**SET EXERCISE**
Lines containing the string "настоящего" are to be collected in full.

**INFORMATION SUPPLIED**
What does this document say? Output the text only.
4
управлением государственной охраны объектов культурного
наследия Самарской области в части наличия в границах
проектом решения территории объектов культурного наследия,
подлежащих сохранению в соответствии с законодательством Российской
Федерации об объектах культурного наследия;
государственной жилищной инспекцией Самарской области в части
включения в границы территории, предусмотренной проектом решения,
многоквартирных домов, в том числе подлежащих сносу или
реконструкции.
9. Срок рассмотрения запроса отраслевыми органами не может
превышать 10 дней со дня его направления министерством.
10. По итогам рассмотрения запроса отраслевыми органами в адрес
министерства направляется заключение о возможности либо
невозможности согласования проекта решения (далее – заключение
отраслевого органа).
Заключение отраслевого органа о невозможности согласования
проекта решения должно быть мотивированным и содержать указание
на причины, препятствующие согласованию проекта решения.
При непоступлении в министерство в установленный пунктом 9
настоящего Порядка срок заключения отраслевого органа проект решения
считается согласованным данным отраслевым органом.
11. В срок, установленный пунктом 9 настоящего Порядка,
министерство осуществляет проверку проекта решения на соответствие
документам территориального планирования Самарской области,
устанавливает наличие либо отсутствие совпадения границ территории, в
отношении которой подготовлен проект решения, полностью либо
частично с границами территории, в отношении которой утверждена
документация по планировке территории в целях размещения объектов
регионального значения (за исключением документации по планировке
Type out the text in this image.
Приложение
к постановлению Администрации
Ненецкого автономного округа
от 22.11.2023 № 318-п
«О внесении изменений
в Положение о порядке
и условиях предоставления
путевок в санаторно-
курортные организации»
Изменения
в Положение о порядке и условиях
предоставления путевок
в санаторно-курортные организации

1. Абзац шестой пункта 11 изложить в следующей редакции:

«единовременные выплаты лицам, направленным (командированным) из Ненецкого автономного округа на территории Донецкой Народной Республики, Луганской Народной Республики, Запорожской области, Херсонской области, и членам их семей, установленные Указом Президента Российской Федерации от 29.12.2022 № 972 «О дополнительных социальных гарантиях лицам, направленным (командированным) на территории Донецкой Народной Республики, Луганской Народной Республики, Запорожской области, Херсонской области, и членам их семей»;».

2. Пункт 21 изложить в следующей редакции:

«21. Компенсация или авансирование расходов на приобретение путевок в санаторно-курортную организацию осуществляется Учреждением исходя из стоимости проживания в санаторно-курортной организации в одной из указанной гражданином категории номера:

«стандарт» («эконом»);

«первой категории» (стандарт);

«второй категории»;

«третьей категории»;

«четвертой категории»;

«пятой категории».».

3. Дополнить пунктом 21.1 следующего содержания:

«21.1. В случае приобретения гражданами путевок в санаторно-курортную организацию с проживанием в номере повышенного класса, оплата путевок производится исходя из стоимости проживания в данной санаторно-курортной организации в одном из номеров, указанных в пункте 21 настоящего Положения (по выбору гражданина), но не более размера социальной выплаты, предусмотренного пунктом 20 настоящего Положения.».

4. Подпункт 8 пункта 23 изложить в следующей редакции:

**WORKED SOLUTION**
настоящего Порядка срок заключения отраслевого органа проект решения
11. В срок, установленный пунктом 9 настоящего Порядка,
«21.1. В случае приобретения гражданами путевок в санаторно-курортную организацию с проживанием в номере повышенного класса, оплата путевок производится исходя из стоимости проживания в данной санаторно-курортной организации в одном из номеров, указанных в пункте 21 настоящего Положения (по выбору гражданина), но не более размера социальной выплаты, предусмотренного пунктом 20 настоящего Положения.».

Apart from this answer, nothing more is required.